[WRITTEN REQUEST] Leave out the pictures and repeat the data exactly.

_ _ _ _

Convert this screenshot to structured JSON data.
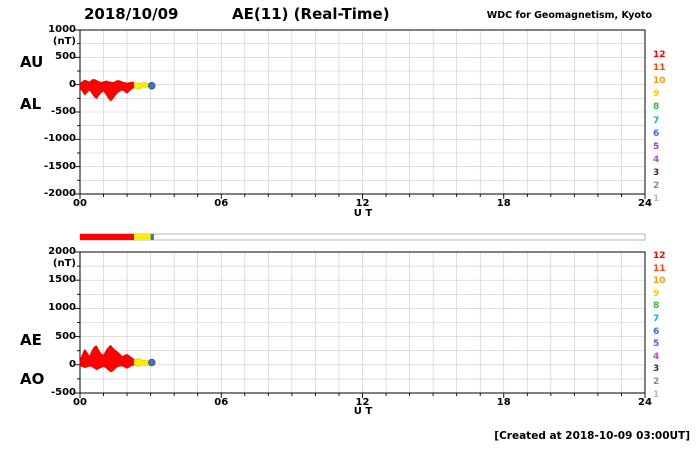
{
  "header": {
    "date": "2018/10/09",
    "title": "AE(11) (Real-Time)",
    "credit": "WDC for Geomagnetism, Kyoto"
  },
  "footer": {
    "created": "[Created at 2018-10-09 03:00UT]"
  },
  "panels": {
    "top": {
      "label_upper": "AU",
      "label_lower": "AL",
      "unit": "(nT)",
      "yticks": [
        "1000",
        "500",
        "0",
        "-500",
        "-1000",
        "-1500",
        "-2000"
      ],
      "ytick_values": [
        1000,
        500,
        0,
        -500,
        -1000,
        -1500,
        -2000
      ]
    },
    "bottom": {
      "label_upper": "AE",
      "label_lower": "AO",
      "unit": "(nT)",
      "yticks": [
        "2000",
        "1500",
        "1000",
        "500",
        "0",
        "-500"
      ],
      "ytick_values": [
        2000,
        1500,
        1000,
        500,
        0,
        -500
      ]
    }
  },
  "xaxis": {
    "label": "U T",
    "ticks": [
      "00",
      "06",
      "12",
      "18",
      "24"
    ],
    "tick_values": [
      0,
      6,
      12,
      18,
      24
    ]
  },
  "stations": {
    "numbers": [
      "12",
      "11",
      "10",
      "9",
      "8",
      "7",
      "6",
      "5",
      "4",
      "3",
      "2",
      "1"
    ],
    "colors": [
      "#ff0000",
      "#ff4400",
      "#ff9900",
      "#ffcc00",
      "#33bb33",
      "#00bbcc",
      "#3366ff",
      "#8844cc",
      "#cc44cc",
      "#333333",
      "#888888",
      "#bbbbbb"
    ]
  },
  "chart_data": {
    "type": "area",
    "title": "AE(11) (Real-Time)",
    "date": "2018/10/09",
    "xlabel": "U T",
    "x_range_hours": [
      0,
      24
    ],
    "x_hours": [
      0,
      0.1,
      0.2,
      0.3,
      0.4,
      0.5,
      0.6,
      0.7,
      0.8,
      0.9,
      1.0,
      1.1,
      1.2,
      1.3,
      1.4,
      1.5,
      1.6,
      1.7,
      1.8,
      1.9,
      2.0,
      2.1,
      2.2,
      2.3,
      2.4,
      2.5,
      2.6,
      2.7,
      2.8,
      2.9,
      3.0
    ],
    "panel_top": {
      "ylim": [
        -2000,
        1000
      ],
      "series": [
        {
          "name": "AU",
          "values": [
            20,
            60,
            85,
            70,
            50,
            90,
            100,
            80,
            60,
            45,
            55,
            70,
            60,
            50,
            40,
            60,
            80,
            70,
            50,
            40,
            30,
            40,
            50,
            40,
            30,
            25,
            30,
            40,
            35,
            25,
            15
          ]
        },
        {
          "name": "AL",
          "values": [
            -60,
            -130,
            -190,
            -150,
            -100,
            -160,
            -220,
            -260,
            -200,
            -150,
            -120,
            -180,
            -250,
            -300,
            -260,
            -200,
            -150,
            -120,
            -100,
            -130,
            -160,
            -120,
            -80,
            -60,
            -70,
            -90,
            -60,
            -40,
            -50,
            -40,
            -30
          ]
        }
      ]
    },
    "panel_bottom": {
      "ylim": [
        -500,
        2000
      ],
      "series": [
        {
          "name": "AE",
          "values": [
            80,
            190,
            275,
            220,
            150,
            250,
            320,
            340,
            260,
            195,
            175,
            250,
            310,
            350,
            300,
            260,
            230,
            190,
            150,
            170,
            190,
            160,
            130,
            100,
            100,
            115,
            90,
            80,
            85,
            65,
            45
          ]
        },
        {
          "name": "AO",
          "values": [
            -20,
            -35,
            -52,
            -40,
            -25,
            -35,
            -60,
            -90,
            -70,
            -52,
            -32,
            -55,
            -95,
            -125,
            -110,
            -70,
            -35,
            -25,
            -25,
            -45,
            -65,
            -40,
            -15,
            -10,
            -20,
            -32,
            -15,
            0,
            -8,
            -8,
            -8
          ]
        }
      ]
    },
    "segment_colors": {
      "realtime": "#ff0000",
      "provisional": "#ffee00",
      "latest": "#4477aa"
    },
    "segments": {
      "red_hours": [
        0,
        2.3
      ],
      "yellow_hours": [
        2.3,
        3.0
      ]
    },
    "latest_dot": {
      "hour": 3.05,
      "top_panel_value": -20,
      "bottom_panel_value": 40
    },
    "availability_bar": {
      "red": [
        0,
        2.3
      ],
      "yellow": [
        2.3,
        3.0
      ],
      "blue": [
        3.0,
        3.14
      ]
    },
    "grid": {
      "x_step_hours": 1,
      "y_step_nT": 250,
      "on": true
    },
    "legend_station_numbers": [
      12,
      11,
      10,
      9,
      8,
      7,
      6,
      5,
      4,
      3,
      2,
      1
    ]
  }
}
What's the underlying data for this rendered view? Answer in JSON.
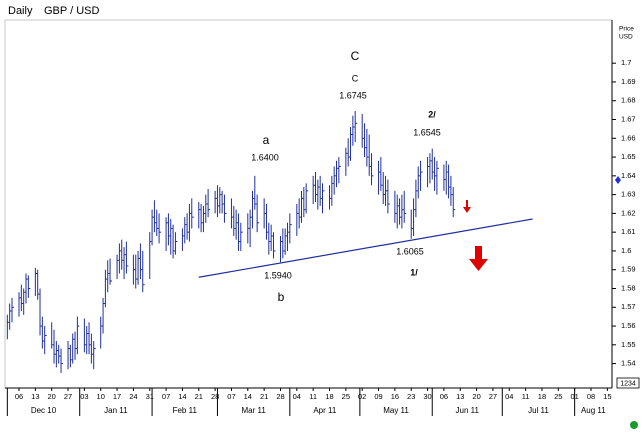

_ _ _ _

[RESULT OF THE TASK]
Convert this screenshot to structured JSON data.
{
  "header": {
    "date": "2018/10/09",
    "title": "AE(11) (Real-Time)",
    "credit": "WDC for Geomagnetism, Kyoto"
  },
  "footer": {
    "created": "[Created at 2018-10-09 03:00UT]"
  },
  "panels": {
    "top": {
      "label_upper": "AU",
      "label_lower": "AL",
      "unit": "(nT)",
      "yticks": [
        "1000",
        "500",
        "0",
        "-500",
        "-1000",
        "-1500",
        "-2000"
      ],
      "ytick_values": [
        1000,
        500,
        0,
        -500,
        -1000,
        -1500,
        -2000
      ]
    },
    "bottom": {
      "label_upper": "AE",
      "label_lower": "AO",
      "unit": "(nT)",
      "yticks": [
        "2000",
        "1500",
        "1000",
        "500",
        "0",
        "-500"
      ],
      "ytick_values": [
        2000,
        1500,
        1000,
        500,
        0,
        -500
      ]
    }
  },
  "xaxis": {
    "label": "U T",
    "ticks": [
      "00",
      "06",
      "12",
      "18",
      "24"
    ],
    "tick_values": [
      0,
      6,
      12,
      18,
      24
    ]
  },
  "stations": {
    "numbers": [
      "12",
      "11",
      "10",
      "9",
      "8",
      "7",
      "6",
      "5",
      "4",
      "3",
      "2",
      "1"
    ],
    "colors": [
      "#ff0000",
      "#ff4400",
      "#ff9900",
      "#ffcc00",
      "#33bb33",
      "#00bbcc",
      "#3366ff",
      "#8844cc",
      "#cc44cc",
      "#333333",
      "#888888",
      "#bbbbbb"
    ]
  },
  "chart_data": {
    "type": "area",
    "title": "AE(11) (Real-Time)",
    "date": "2018/10/09",
    "xlabel": "U T",
    "x_range_hours": [
      0,
      24
    ],
    "x_hours": [
      0,
      0.1,
      0.2,
      0.3,
      0.4,
      0.5,
      0.6,
      0.7,
      0.8,
      0.9,
      1.0,
      1.1,
      1.2,
      1.3,
      1.4,
      1.5,
      1.6,
      1.7,
      1.8,
      1.9,
      2.0,
      2.1,
      2.2,
      2.3,
      2.4,
      2.5,
      2.6,
      2.7,
      2.8,
      2.9,
      3.0
    ],
    "panel_top": {
      "ylim": [
        -2000,
        1000
      ],
      "series": [
        {
          "name": "AU",
          "values": [
            20,
            60,
            85,
            70,
            50,
            90,
            100,
            80,
            60,
            45,
            55,
            70,
            60,
            50,
            40,
            60,
            80,
            70,
            50,
            40,
            30,
            40,
            50,
            40,
            30,
            25,
            30,
            40,
            35,
            25,
            15
          ]
        },
        {
          "name": "AL",
          "values": [
            -60,
            -130,
            -190,
            -150,
            -100,
            -160,
            -220,
            -260,
            -200,
            -150,
            -120,
            -180,
            -250,
            -300,
            -260,
            -200,
            -150,
            -120,
            -100,
            -130,
            -160,
            -120,
            -80,
            -60,
            -70,
            -90,
            -60,
            -40,
            -50,
            -40,
            -30
          ]
        }
      ]
    },
    "panel_bottom": {
      "ylim": [
        -500,
        2000
      ],
      "series": [
        {
          "name": "AE",
          "values": [
            80,
            190,
            275,
            220,
            150,
            250,
            320,
            340,
            260,
            195,
            175,
            250,
            310,
            350,
            300,
            260,
            230,
            190,
            150,
            170,
            190,
            160,
            130,
            100,
            100,
            115,
            90,
            80,
            85,
            65,
            45
          ]
        },
        {
          "name": "AO",
          "values": [
            -20,
            -35,
            -52,
            -40,
            -25,
            -35,
            -60,
            -90,
            -70,
            -52,
            -32,
            -55,
            -95,
            -125,
            -110,
            -70,
            -35,
            -25,
            -25,
            -45,
            -65,
            -40,
            -15,
            -10,
            -20,
            -32,
            -15,
            0,
            -8,
            -8,
            -8
          ]
        }
      ]
    },
    "segment_colors": {
      "realtime": "#ff0000",
      "provisional": "#ffee00",
      "latest": "#4477aa"
    },
    "segments": {
      "red_hours": [
        0,
        2.3
      ],
      "yellow_hours": [
        2.3,
        3.0
      ]
    },
    "latest_dot": {
      "hour": 3.05,
      "top_panel_value": -20,
      "bottom_panel_value": 40
    },
    "availability_bar": {
      "red": [
        0,
        2.3
      ],
      "yellow": [
        2.3,
        3.0
      ],
      "blue": [
        3.0,
        3.14
      ]
    },
    "grid": {
      "x_step_hours": 1,
      "y_step_nT": 250,
      "on": true
    },
    "legend_station_numbers": [
      12,
      11,
      10,
      9,
      8,
      7,
      6,
      5,
      4,
      3,
      2,
      1
    ]
  }
}
What's the underlying data for this rendered view? Answer in JSON.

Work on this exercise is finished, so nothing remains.